● OBJECTIVE: Will you write out all the entries below exactly?

● DATA FOR THE TASK:
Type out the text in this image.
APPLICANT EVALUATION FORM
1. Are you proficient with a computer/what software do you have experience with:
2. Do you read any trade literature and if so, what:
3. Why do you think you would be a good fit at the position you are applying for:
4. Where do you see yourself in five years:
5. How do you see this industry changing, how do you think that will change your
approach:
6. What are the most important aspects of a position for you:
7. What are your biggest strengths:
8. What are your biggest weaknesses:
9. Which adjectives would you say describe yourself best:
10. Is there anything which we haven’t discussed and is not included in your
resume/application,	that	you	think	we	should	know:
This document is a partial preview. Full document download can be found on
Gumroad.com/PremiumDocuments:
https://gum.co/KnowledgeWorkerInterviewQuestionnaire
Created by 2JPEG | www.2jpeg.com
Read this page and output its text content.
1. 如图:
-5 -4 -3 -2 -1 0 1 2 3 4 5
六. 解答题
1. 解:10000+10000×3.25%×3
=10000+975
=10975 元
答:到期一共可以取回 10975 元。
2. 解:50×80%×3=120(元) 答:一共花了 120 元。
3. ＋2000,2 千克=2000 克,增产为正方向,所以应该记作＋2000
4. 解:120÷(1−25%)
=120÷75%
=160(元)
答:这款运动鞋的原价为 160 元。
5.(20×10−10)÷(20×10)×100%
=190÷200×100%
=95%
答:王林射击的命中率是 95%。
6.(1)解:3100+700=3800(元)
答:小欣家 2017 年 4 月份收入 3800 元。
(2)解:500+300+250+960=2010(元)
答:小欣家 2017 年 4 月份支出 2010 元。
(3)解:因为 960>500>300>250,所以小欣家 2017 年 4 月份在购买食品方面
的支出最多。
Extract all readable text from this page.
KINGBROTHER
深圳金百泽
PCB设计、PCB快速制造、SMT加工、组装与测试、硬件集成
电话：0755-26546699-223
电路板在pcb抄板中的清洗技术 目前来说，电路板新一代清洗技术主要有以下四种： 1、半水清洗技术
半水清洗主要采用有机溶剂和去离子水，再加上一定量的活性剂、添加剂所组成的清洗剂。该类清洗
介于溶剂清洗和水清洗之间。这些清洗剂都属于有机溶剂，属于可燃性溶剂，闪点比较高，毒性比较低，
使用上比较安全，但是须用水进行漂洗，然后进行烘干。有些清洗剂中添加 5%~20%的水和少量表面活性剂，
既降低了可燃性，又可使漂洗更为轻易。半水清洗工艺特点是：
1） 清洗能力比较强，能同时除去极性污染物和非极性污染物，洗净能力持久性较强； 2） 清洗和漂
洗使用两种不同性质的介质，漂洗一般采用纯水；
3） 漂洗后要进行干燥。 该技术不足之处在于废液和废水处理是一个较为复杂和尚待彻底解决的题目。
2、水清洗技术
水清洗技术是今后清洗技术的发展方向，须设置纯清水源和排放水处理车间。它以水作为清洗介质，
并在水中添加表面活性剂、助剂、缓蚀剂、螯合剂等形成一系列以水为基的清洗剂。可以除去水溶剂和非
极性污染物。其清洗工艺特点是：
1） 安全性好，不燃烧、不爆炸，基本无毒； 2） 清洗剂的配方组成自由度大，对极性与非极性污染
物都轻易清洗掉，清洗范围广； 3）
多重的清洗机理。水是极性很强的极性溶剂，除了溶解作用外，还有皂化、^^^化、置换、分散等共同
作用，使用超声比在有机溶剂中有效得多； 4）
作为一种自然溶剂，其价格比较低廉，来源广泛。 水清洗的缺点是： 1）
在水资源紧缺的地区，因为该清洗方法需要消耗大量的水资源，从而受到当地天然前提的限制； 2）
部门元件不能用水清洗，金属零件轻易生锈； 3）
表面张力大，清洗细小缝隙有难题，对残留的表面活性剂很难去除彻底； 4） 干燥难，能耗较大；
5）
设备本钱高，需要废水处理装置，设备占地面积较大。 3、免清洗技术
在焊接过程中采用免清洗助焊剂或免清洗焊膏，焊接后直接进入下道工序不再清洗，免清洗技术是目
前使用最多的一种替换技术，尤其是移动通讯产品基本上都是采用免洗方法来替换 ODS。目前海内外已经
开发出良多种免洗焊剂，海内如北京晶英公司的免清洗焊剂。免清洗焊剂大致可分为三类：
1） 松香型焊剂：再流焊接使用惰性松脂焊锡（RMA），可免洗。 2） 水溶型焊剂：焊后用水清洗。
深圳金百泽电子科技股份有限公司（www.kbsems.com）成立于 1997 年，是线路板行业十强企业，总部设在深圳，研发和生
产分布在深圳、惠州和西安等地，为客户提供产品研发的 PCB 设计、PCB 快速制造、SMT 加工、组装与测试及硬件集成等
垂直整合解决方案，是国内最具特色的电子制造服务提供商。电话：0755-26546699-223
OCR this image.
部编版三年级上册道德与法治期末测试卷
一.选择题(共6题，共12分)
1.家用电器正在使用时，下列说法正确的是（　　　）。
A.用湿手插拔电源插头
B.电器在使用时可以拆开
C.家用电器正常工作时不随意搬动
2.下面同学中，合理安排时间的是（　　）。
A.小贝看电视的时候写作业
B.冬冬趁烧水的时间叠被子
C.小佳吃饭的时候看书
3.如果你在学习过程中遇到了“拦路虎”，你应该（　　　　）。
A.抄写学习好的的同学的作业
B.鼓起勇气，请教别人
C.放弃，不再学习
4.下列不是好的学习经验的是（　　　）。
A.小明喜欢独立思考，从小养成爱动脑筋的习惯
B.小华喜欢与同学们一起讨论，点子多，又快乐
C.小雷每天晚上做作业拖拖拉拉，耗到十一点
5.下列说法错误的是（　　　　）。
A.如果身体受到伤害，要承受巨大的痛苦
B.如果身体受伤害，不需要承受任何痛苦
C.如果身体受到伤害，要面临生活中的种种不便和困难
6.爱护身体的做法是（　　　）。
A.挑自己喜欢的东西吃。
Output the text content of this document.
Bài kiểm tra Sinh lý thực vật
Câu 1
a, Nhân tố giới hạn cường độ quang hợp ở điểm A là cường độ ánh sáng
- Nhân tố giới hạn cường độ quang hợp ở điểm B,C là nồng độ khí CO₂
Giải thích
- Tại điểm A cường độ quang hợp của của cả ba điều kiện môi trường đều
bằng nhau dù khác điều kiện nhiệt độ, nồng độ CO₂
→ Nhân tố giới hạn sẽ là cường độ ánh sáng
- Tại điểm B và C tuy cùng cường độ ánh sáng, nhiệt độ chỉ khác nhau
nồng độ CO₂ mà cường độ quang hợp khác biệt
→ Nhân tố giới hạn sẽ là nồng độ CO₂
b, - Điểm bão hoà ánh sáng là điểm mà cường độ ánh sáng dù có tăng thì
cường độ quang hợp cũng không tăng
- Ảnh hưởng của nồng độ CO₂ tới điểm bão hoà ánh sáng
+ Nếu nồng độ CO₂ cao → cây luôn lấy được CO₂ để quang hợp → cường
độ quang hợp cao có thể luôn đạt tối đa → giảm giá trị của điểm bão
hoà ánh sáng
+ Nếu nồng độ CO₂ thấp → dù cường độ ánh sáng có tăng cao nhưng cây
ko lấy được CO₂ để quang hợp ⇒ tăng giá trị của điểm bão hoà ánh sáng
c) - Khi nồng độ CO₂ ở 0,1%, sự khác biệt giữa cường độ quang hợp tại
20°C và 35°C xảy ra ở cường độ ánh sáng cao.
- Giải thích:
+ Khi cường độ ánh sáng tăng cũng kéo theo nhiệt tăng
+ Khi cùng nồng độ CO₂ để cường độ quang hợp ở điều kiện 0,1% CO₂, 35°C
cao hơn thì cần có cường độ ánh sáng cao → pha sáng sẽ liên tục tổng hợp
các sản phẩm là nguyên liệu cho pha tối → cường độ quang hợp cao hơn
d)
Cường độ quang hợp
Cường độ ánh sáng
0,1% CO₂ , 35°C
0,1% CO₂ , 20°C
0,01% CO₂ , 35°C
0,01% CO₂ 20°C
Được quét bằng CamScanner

● SOLUTION TO THE PROBLEM:
Type out the text in this image.
APPLICANT EVALUATION FORM
1. Are you proficient with a computer/what software do you have experience with:
2. Do you read any trade literature and if so, what:
3. Why do you think you would be a good fit at the position you are applying for:
4. Where do you see yourself in five years:
5. How do you see this industry changing, how do you think that will change your
approach:
6. What are the most important aspects of a position for you:
7. What are your biggest strengths:
8. What are your biggest weaknesses:
9. Which adjectives would you say describe yourself best:
10. Is there anything which we haven’t discussed and is not included in your
resume/application,	that	you	think	we	should	know:
This document is a partial preview. Full document download can be found on
Gumroad.com/PremiumDocuments:
https://gum.co/KnowledgeWorkerInterviewQuestionnaire
Created by 2JPEG | www.2jpeg.com
Read this page and output its text content.
1. 如图:
-5 -4 -3 -2 -1 0 1 2 3 4 5
六. 解答题
1. 解:10000+10000×3.25%×3
=10000+975
=10975 元
答:到期一共可以取回 10975 元。
2. 解:50×80%×3=120(元) 答:一共花了 120 元。
3. ＋2000,2 千克=2000 克,增产为正方向,所以应该记作＋2000
4. 解:120÷(1−25%)
=120÷75%
=160(元)
答:这款运动鞋的原价为 160 元。
5.(20×10−10)÷(20×10)×100%
=190÷200×100%
=95%
答:王林射击的命中率是 95%。
6.(1)解:3100+700=3800(元)
答:小欣家 2017 年 4 月份收入 3800 元。
(2)解:500+300+250+960=2010(元)
答:小欣家 2017 年 4 月份支出 2010 元。
(3)解:因为 960>500>300>250,所以小欣家 2017 年 4 月份在购买食品方面
的支出最多。
Extract all readable text from this page.
KINGBROTHER
深圳金百泽
PCB设计、PCB快速制造、SMT加工、组装与测试、硬件集成
电话：0755-26546699-223
电路板在pcb抄板中的清洗技术 目前来说，电路板新一代清洗技术主要有以下四种： 1、半水清洗技术
半水清洗主要采用有机溶剂和去离子水，再加上一定量的活性剂、添加剂所组成的清洗剂。该类清洗
介于溶剂清洗和水清洗之间。这些清洗剂都属于有机溶剂，属于可燃性溶剂，闪点比较高，毒性比较低，
使用上比较安全，但是须用水进行漂洗，然后进行烘干。有些清洗剂中添加 5%~20%的水和少量表面活性剂，
既降低了可燃性，又可使漂洗更为轻易。半水清洗工艺特点是：
1） 清洗能力比较强，能同时除去极性污染物和非极性污染物，洗净能力持久性较强； 2） 清洗和漂
洗使用两种不同性质的介质，漂洗一般采用纯水；
3） 漂洗后要进行干燥。 该技术不足之处在于废液和废水处理是一个较为复杂和尚待彻底解决的题目。
2、水清洗技术
水清洗技术是今后清洗技术的发展方向，须设置纯清水源和排放水处理车间。它以水作为清洗介质，
并在水中添加表面活性剂、助剂、缓蚀剂、螯合剂等形成一系列以水为基的清洗剂。可以除去水溶剂和非
极性污染物。其清洗工艺特点是：
1） 安全性好，不燃烧、不爆炸，基本无毒； 2） 清洗剂的配方组成自由度大，对极性与非极性污染
物都轻易清洗掉，清洗范围广； 3）
多重的清洗机理。水是极性很强的极性溶剂，除了溶解作用外，还有皂化、^^^化、置换、分散等共同
作用，使用超声比在有机溶剂中有效得多； 4）
作为一种自然溶剂，其价格比较低廉，来源广泛。 水清洗的缺点是： 1）
在水资源紧缺的地区，因为该清洗方法需要消耗大量的水资源，从而受到当地天然前提的限制； 2）
部门元件不能用水清洗，金属零件轻易生锈； 3）
表面张力大，清洗细小缝隙有难题，对残留的表面活性剂很难去除彻底； 4） 干燥难，能耗较大；
5）
设备本钱高，需要废水处理装置，设备占地面积较大。 3、免清洗技术
在焊接过程中采用免清洗助焊剂或免清洗焊膏，焊接后直接进入下道工序不再清洗，免清洗技术是目
前使用最多的一种替换技术，尤其是移动通讯产品基本上都是采用免洗方法来替换 ODS。目前海内外已经
开发出良多种免洗焊剂，海内如北京晶英公司的免清洗焊剂。免清洗焊剂大致可分为三类：
1） 松香型焊剂：再流焊接使用惰性松脂焊锡（RMA），可免洗。 2） 水溶型焊剂：焊后用水清洗。
深圳金百泽电子科技股份有限公司（www.kbsems.com）成立于 1997 年，是线路板行业十强企业，总部设在深圳，研发和生
产分布在深圳、惠州和西安等地，为客户提供产品研发的 PCB 设计、PCB 快速制造、SMT 加工、组装与测试及硬件集成等
垂直整合解决方案，是国内最具特色的电子制造服务提供商。电话：0755-26546699-223
OCR this image.
部编版三年级上册道德与法治期末测试卷
一.选择题(共6题，共12分)
1.家用电器正在使用时，下列说法正确的是（　　　）。
A.用湿手插拔电源插头
B.电器在使用时可以拆开
C.家用电器正常工作时不随意搬动
2.下面同学中，合理安排时间的是（　　）。
A.小贝看电视的时候写作业
B.冬冬趁烧水的时间叠被子
C.小佳吃饭的时候看书
3.如果你在学习过程中遇到了“拦路虎”，你应该（　　　　）。
A.抄写学习好的的同学的作业
B.鼓起勇气，请教别人
C.放弃，不再学习
4.下列不是好的学习经验的是（　　　）。
A.小明喜欢独立思考，从小养成爱动脑筋的习惯
B.小华喜欢与同学们一起讨论，点子多，又快乐
C.小雷每天晚上做作业拖拖拉拉，耗到十一点
5.下列说法错误的是（　　　　）。
A.如果身体受到伤害，要承受巨大的痛苦
B.如果身体受伤害，不需要承受任何痛苦
C.如果身体受到伤害，要面临生活中的种种不便和困难
6.爱护身体的做法是（　　　）。
A.挑自己喜欢的东西吃。
Output the text content of this document.
Bài kiểm tra Sinh lý thực vật
Câu 1
a, Nhân tố giới hạn cường độ quang hợp ở điểm A là cường độ ánh sáng
- Nhân tố giới hạn cường độ quang hợp ở điểm B,C là nồng độ khí CO₂
Giải thích
- Tại điểm A cường độ quang hợp của của cả ba điều kiện môi trường đều
bằng nhau dù khác điều kiện nhiệt độ, nồng độ CO₂
→ Nhân tố giới hạn sẽ là cường độ ánh sáng
- Tại điểm B và C tuy cùng cường độ ánh sáng, nhiệt độ chỉ khác nhau
nồng độ CO₂ mà cường độ quang hợp khác biệt
→ Nhân tố giới hạn sẽ là nồng độ CO₂
b, - Điểm bão hoà ánh sáng là điểm mà cường độ ánh sáng dù có tăng thì
cường độ quang hợp cũng không tăng
- Ảnh hưởng của nồng độ CO₂ tới điểm bão hoà ánh sáng
+ Nếu nồng độ CO₂ cao → cây luôn lấy được CO₂ để quang hợp → cường
độ quang hợp cao có thể luôn đạt tối đa → giảm giá trị của điểm bão
hoà ánh sáng
+ Nếu nồng độ CO₂ thấp → dù cường độ ánh sáng có tăng cao nhưng cây
ko lấy được CO₂ để quang hợp ⇒ tăng giá trị của điểm bão hoà ánh sáng
c) - Khi nồng độ CO₂ ở 0,1%, sự khác biệt giữa cường độ quang hợp tại
20°C và 35°C xảy ra ở cường độ ánh sáng cao.
- Giải thích:
+ Khi cường độ ánh sáng tăng cũng kéo theo nhiệt tăng
+ Khi cùng nồng độ CO₂ để cường độ quang hợp ở điều kiện 0,1% CO₂, 35°C
cao hơn thì cần có cường độ ánh sáng cao → pha sáng sẽ liên tục tổng hợp
các sản phẩm là nguyên liệu cho pha tối → cường độ quang hợp cao hơn
d)
Cường độ quang hợp
Cường độ ánh sáng
0,1% CO₂ , 35°C
0,1% CO₂ , 20°C
0,01% CO₂ , 35°C
0,01% CO₂ 20°C
Được quét bằng CamScanner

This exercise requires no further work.